**YOUR INSTRUCTIONS:**
Print the entries below word for word, starting at the first one and stopping after the line that contains "bar (92, 308, 272, 346)".

== INPUT

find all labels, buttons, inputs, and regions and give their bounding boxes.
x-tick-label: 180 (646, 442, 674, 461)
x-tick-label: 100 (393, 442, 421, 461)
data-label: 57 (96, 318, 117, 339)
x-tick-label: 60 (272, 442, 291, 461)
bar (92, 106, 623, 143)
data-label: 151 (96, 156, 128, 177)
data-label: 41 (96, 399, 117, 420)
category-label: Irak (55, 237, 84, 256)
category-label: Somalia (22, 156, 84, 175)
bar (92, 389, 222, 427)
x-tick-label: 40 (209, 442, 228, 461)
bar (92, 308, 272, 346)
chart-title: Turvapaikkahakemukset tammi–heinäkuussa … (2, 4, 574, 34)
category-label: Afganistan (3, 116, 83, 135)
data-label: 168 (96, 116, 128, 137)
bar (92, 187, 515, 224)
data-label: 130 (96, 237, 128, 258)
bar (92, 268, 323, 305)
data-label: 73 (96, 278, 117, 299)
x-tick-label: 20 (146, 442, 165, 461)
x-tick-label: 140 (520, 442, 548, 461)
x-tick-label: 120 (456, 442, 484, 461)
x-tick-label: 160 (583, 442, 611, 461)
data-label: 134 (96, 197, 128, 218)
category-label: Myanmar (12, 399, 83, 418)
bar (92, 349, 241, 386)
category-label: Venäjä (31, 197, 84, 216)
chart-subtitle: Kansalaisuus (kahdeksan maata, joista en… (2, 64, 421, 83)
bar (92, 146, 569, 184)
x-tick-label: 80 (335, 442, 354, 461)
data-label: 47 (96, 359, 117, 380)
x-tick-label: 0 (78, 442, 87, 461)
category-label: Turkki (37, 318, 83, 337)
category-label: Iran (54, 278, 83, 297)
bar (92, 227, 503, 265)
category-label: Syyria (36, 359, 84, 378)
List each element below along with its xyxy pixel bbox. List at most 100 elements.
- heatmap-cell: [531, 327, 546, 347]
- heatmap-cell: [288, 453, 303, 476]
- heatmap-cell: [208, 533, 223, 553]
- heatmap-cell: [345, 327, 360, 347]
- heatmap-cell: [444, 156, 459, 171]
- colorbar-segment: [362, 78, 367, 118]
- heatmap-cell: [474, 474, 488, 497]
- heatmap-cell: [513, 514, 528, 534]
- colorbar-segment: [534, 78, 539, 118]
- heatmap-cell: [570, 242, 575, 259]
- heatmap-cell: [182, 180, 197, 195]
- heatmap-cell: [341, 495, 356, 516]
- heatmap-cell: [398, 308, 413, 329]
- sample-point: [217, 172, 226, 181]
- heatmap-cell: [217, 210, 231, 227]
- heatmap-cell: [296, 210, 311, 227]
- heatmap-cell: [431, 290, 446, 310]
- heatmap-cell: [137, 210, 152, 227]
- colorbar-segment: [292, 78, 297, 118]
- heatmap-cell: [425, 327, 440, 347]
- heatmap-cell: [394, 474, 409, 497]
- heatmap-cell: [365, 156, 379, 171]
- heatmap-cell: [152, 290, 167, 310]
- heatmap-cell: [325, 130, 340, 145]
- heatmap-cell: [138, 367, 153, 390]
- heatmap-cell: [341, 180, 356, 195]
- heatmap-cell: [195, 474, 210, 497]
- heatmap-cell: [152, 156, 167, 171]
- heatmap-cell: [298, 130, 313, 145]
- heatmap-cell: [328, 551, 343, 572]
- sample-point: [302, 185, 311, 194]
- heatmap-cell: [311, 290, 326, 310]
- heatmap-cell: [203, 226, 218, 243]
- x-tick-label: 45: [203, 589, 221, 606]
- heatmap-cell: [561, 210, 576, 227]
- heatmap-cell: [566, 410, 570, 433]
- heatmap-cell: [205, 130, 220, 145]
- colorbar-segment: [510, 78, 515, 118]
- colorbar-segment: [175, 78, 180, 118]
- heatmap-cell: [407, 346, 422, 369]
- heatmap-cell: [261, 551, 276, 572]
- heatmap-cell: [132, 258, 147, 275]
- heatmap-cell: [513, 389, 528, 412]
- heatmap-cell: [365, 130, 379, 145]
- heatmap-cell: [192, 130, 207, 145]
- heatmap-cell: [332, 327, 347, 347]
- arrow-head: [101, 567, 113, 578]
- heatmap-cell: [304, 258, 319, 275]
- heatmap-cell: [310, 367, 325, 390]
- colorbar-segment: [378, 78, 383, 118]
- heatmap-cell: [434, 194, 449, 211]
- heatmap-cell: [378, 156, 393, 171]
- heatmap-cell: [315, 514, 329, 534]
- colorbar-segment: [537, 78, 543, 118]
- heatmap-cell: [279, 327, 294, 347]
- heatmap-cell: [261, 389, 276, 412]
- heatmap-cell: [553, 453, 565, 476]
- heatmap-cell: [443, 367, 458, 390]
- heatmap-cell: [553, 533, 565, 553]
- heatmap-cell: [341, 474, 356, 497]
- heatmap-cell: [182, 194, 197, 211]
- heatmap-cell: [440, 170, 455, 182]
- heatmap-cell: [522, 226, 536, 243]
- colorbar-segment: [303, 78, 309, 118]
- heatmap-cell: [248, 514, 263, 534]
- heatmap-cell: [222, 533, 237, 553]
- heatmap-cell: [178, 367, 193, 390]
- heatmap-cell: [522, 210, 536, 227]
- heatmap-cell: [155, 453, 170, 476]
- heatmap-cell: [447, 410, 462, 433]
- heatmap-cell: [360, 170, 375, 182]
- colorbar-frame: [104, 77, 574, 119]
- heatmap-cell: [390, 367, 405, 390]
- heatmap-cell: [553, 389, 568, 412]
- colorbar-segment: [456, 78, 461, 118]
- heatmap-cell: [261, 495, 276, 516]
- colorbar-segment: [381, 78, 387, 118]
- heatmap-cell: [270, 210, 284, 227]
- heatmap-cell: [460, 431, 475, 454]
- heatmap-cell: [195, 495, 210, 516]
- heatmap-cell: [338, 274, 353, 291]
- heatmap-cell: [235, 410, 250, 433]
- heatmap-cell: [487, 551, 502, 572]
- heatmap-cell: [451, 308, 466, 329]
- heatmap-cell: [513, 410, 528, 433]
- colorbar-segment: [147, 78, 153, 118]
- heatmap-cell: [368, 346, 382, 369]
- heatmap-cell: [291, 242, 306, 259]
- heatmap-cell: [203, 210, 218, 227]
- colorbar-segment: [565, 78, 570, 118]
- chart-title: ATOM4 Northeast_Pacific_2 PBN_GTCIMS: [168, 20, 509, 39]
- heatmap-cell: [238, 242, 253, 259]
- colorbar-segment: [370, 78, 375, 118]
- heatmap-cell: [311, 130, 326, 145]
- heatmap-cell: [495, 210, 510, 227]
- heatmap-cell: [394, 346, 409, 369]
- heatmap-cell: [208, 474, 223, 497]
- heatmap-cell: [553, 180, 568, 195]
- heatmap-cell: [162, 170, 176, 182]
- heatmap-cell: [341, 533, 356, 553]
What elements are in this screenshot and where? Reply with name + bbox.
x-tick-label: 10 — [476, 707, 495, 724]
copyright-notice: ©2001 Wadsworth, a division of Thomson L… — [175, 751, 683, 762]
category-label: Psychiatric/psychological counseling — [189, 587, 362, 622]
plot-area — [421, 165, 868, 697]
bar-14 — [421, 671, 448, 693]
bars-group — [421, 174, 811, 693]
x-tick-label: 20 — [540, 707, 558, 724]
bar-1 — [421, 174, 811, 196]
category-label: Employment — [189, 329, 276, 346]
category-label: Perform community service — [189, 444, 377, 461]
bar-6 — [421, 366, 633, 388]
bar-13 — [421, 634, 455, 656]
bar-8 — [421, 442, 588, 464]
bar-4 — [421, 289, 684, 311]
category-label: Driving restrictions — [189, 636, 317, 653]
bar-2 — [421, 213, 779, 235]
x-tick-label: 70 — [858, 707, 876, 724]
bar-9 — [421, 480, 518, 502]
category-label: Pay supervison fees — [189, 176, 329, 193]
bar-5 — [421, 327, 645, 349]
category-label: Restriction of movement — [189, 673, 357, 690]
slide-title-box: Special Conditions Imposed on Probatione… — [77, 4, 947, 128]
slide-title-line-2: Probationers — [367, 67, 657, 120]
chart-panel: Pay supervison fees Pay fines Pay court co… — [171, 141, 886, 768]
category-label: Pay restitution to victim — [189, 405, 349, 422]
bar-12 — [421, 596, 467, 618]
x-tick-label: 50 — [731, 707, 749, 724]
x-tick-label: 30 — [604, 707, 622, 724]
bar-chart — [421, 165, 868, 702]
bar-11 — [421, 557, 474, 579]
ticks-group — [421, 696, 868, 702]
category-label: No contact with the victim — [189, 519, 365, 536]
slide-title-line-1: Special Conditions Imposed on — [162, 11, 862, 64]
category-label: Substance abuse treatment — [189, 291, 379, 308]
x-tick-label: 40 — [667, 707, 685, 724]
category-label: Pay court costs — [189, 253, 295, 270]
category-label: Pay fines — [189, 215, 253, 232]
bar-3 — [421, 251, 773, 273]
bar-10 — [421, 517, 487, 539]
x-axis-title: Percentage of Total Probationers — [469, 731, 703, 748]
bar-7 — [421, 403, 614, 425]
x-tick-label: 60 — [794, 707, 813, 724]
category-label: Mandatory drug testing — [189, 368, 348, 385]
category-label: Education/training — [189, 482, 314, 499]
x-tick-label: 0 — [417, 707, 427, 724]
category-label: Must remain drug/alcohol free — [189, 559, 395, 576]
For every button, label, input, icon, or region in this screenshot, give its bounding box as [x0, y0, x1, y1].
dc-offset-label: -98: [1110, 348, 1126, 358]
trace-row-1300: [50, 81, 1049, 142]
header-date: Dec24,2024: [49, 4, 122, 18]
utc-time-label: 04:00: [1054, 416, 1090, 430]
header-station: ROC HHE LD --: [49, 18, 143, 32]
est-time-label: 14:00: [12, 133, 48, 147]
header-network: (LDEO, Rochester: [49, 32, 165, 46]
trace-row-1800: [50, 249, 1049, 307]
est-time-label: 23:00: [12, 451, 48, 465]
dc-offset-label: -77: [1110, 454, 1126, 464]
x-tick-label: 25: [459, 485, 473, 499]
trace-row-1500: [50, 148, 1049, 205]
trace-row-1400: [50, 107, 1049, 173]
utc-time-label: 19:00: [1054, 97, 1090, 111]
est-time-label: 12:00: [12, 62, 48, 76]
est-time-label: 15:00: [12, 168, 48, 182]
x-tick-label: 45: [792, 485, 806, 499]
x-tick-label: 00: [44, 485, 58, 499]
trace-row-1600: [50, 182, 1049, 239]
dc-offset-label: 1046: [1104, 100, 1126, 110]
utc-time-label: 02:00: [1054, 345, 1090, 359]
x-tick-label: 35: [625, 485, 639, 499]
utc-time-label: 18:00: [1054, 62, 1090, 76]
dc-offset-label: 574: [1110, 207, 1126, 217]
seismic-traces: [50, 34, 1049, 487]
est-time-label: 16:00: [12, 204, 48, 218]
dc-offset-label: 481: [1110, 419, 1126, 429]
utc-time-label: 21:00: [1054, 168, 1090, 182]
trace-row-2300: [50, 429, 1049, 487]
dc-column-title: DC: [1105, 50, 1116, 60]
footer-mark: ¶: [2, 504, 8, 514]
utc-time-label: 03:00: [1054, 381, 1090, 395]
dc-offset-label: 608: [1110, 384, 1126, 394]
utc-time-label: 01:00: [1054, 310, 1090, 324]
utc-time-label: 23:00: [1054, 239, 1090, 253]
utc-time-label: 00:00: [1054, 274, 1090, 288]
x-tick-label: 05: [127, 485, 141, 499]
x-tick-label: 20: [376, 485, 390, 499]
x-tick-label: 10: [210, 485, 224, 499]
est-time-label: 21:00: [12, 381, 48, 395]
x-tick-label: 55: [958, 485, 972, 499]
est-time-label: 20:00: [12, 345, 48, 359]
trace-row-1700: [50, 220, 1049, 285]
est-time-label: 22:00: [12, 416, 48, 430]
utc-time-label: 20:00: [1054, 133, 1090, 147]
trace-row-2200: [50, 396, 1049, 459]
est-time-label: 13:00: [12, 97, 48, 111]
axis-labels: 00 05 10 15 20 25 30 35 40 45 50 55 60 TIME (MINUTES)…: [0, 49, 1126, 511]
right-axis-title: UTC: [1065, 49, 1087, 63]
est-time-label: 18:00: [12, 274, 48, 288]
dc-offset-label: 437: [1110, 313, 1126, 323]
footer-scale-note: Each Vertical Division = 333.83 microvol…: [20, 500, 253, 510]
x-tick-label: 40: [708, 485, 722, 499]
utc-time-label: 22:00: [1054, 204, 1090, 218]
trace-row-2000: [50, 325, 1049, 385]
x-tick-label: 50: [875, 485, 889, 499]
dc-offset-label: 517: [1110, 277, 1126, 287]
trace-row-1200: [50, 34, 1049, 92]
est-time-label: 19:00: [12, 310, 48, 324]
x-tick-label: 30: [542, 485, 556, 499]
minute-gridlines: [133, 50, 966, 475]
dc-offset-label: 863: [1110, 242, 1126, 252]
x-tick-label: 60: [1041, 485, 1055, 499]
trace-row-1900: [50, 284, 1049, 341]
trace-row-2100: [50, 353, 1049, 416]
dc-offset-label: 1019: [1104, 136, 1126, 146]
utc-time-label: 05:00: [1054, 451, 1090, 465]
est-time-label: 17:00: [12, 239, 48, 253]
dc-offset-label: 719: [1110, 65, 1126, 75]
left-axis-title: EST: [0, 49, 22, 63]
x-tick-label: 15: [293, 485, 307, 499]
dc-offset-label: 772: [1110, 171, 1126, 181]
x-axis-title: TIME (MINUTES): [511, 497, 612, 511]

====

**SOLUTION FOR THIS TASK:**
find all labels, buttons, inputs, and regions and give their bounding boxes.
x-tick-label: 180 (646, 442, 674, 461)
x-tick-label: 100 (393, 442, 421, 461)
data-label: 57 (96, 318, 117, 339)
x-tick-label: 60 (272, 442, 291, 461)
bar (92, 106, 623, 143)
data-label: 151 (96, 156, 128, 177)
data-label: 41 (96, 399, 117, 420)
category-label: Irak (55, 237, 84, 256)
category-label: Somalia (22, 156, 84, 175)
bar (92, 389, 222, 427)
x-tick-label: 40 (209, 442, 228, 461)
bar (92, 308, 272, 346)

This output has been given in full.